> [PROBLEM DESCRIPTION]:
Write out the data below in full, unchanged, minus the images.

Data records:
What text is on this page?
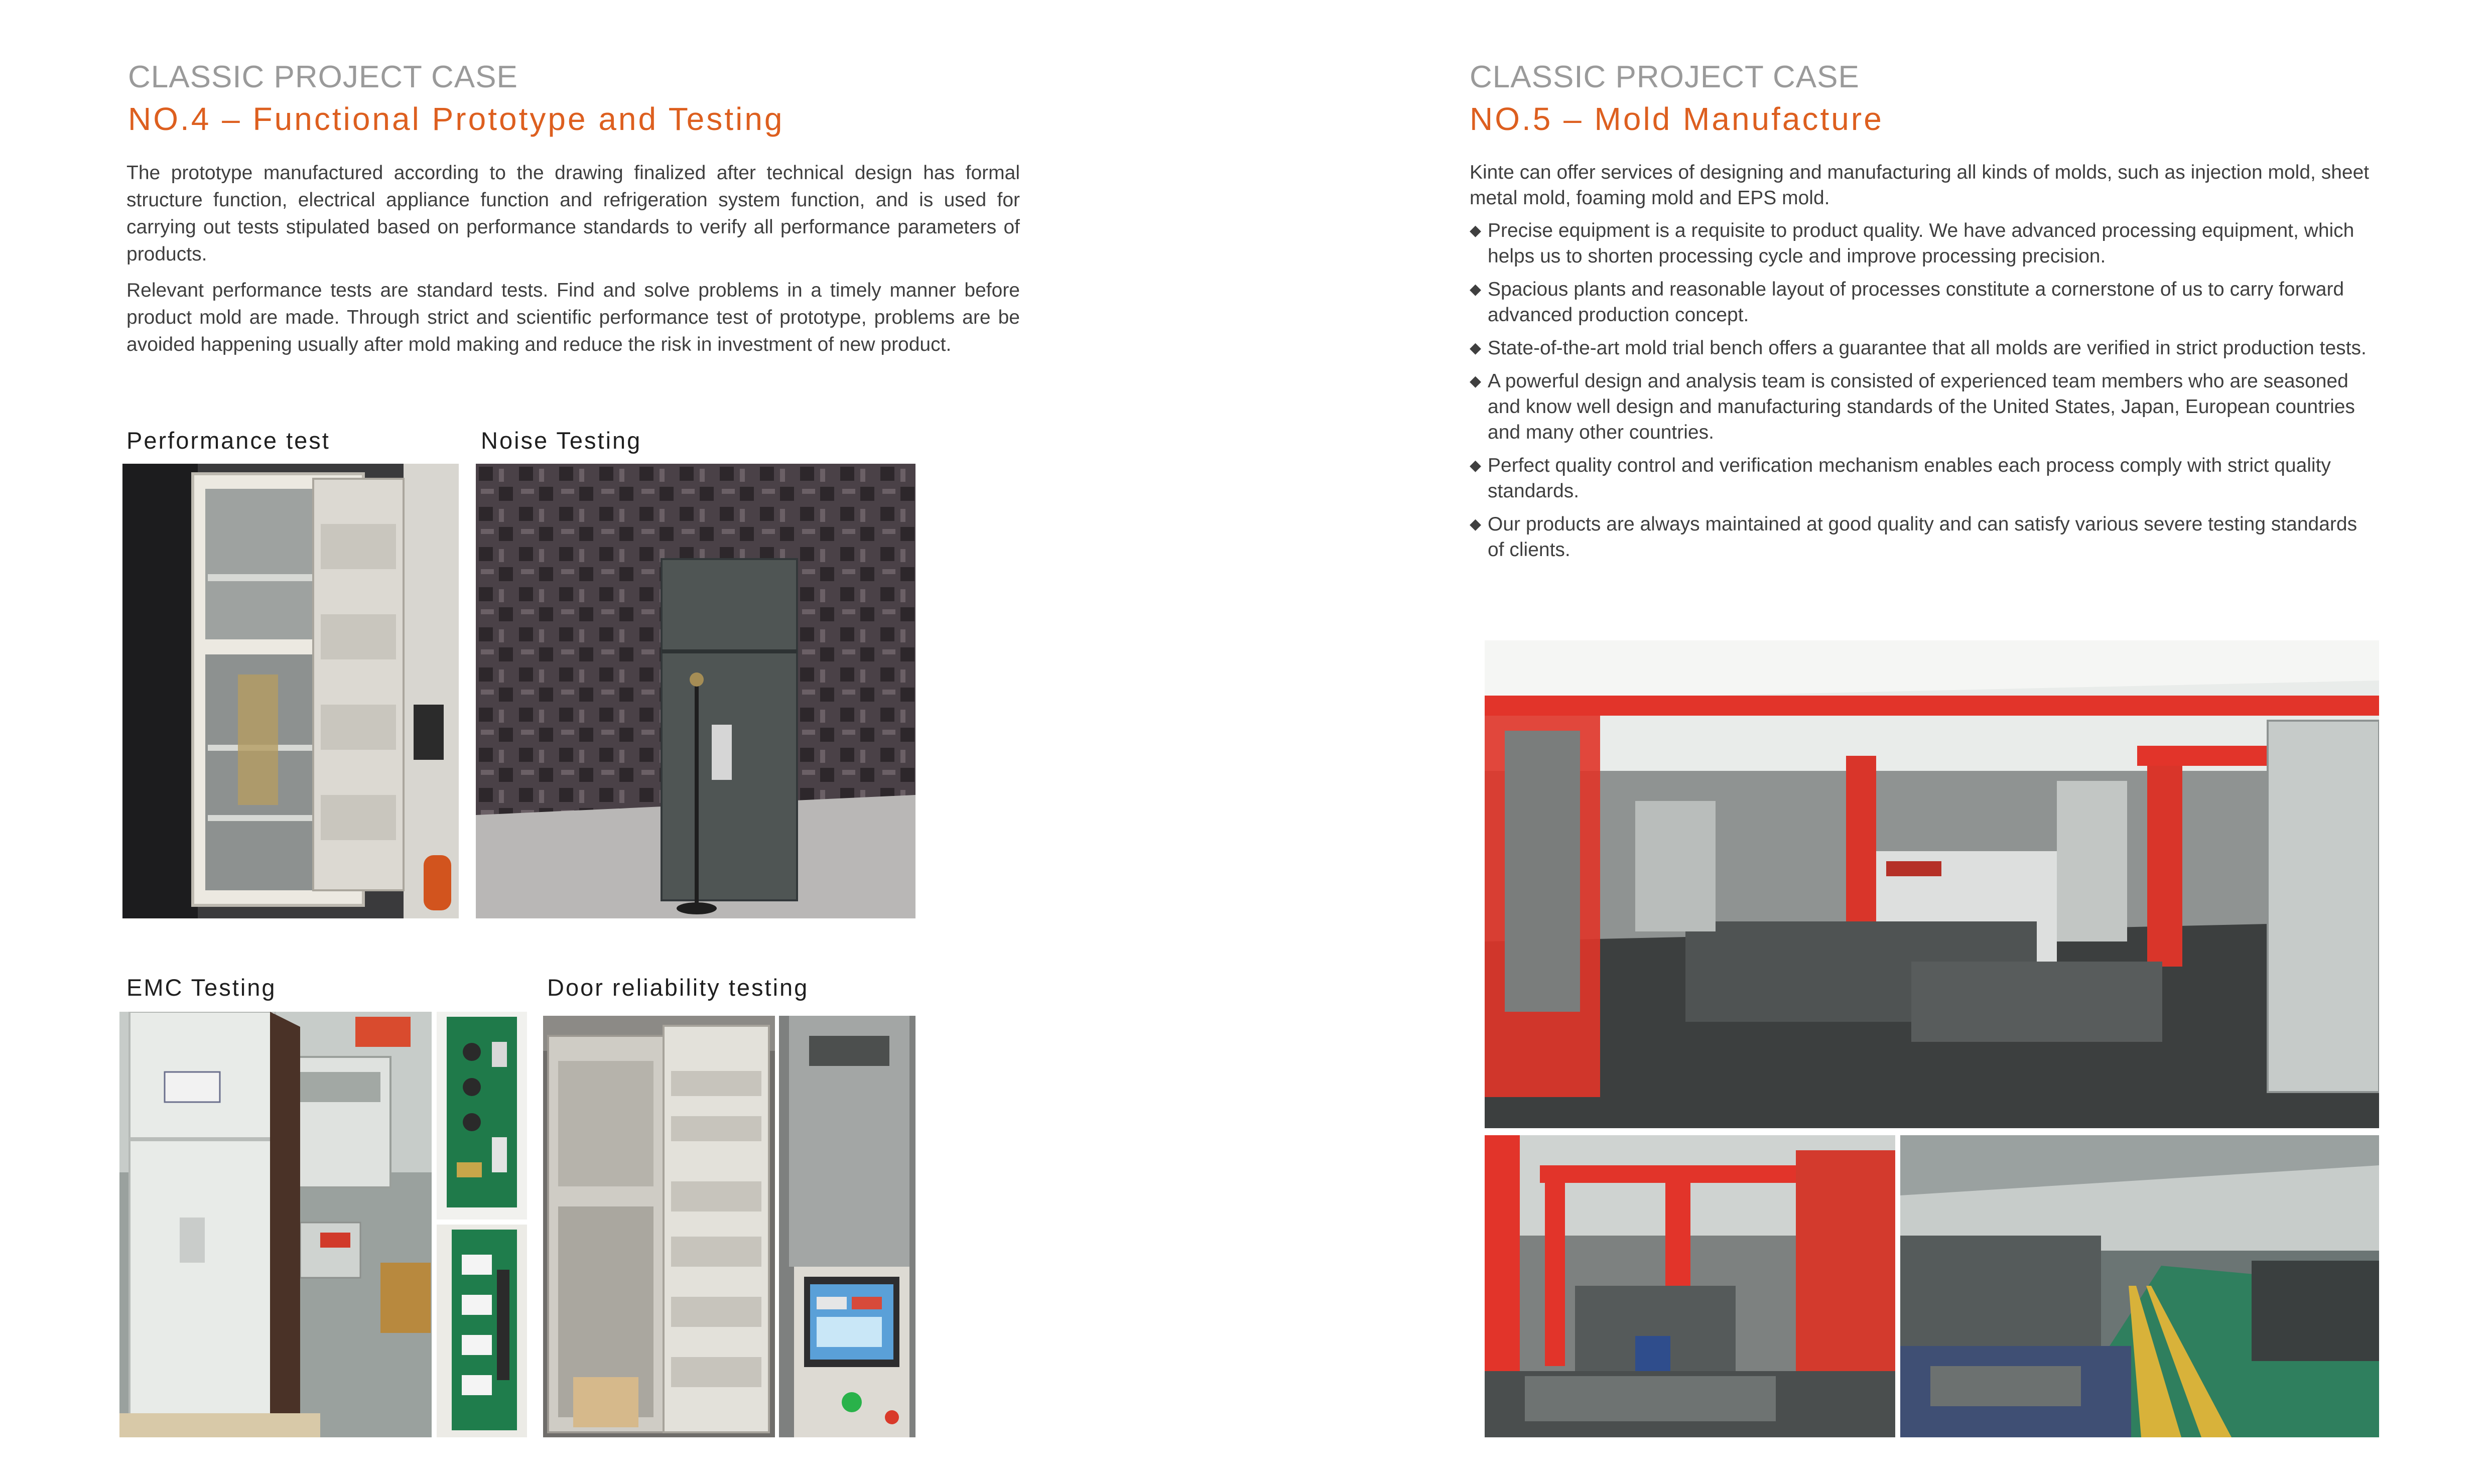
CLASSIC PROJECT CASE
NO.4 – Functional Prototype and Testing

The prototype manufactured according to the drawing finalized after technical design has formal structure function, electrical appliance function and refrigeration system function, and is used for carrying out tests stipulated based on performance standards to verify all performance parameters of products.

Relevant performance tests are standard tests. Find and solve problems in a timely manner before product mold are made. Through strict and scientific performance test of prototype, problems are be avoided happening usually after mold making and reduce the risk in investment of new product.

Performance test	Noise Testing
EMC Testing	Door reliability testing
CLASSIC PROJECT CASE
NO.5 – Mold Manufacture

Kinte can offer services of designing and manufacturing all kinds of molds, such as injection mold, sheet metal mold, foaming mold and EPS mold.

◆ Precise equipment is a requisite to product quality. We have advanced processing equipment, which helps us to shorten processing cycle and improve processing precision.
◆ Spacious plants and reasonable layout of processes constitute a cornerstone of us to carry forward advanced production concept.
◆ State-of-the-art mold trial bench offers a guarantee that all molds are verified in strict production tests.
◆ A powerful design and analysis team is consisted of experienced team members who are seasoned and know well design and manufacturing standards of the United States, Japan, European countries and many other countries.
◆ Perfect quality control and verification mechanism enables each process comply with strict quality standards.
◆ Our products are always maintained at good quality and can satisfy various severe testing standards of clients.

> [FULL ANSWER]:
What text is on this page?
CLASSIC PROJECT CASE
NO.4 – Functional Prototype and Testing

The prototype manufactured according to the drawing finalized after technical design has formal structure function, electrical appliance function and refrigeration system function, and is used for carrying out tests stipulated based on performance standards to verify all performance parameters of products.

Relevant performance tests are standard tests. Find and solve problems in a timely manner before product mold are made. Through strict and scientific performance test of prototype, problems are be avoided happening usually after mold making and reduce the risk in investment of new product.

Performance test	Noise Testing
EMC Testing	Door reliability testing
CLASSIC PROJECT CASE
NO.5 – Mold Manufacture

Kinte can offer services of designing and manufacturing all kinds of molds, such as injection mold, sheet metal mold, foaming mold and EPS mold.

◆ Precise equipment is a requisite to product quality. We have advanced processing equipment, which helps us to shorten processing cycle and improve processing precision.
◆ Spacious plants and reasonable layout of processes constitute a cornerstone of us to carry forward advanced production concept.
◆ State-of-the-art mold trial bench offers a guarantee that all molds are verified in strict production tests.
◆ A powerful design and analysis team is consisted of experienced team members who are seasoned and know well design and manufacturing standards of the United States, Japan, European countries and many other countries.
◆ Perfect quality control and verification mechanism enables each process comply with strict quality standards.
◆ Our products are always maintained at good quality and can satisfy various severe testing standards of clients.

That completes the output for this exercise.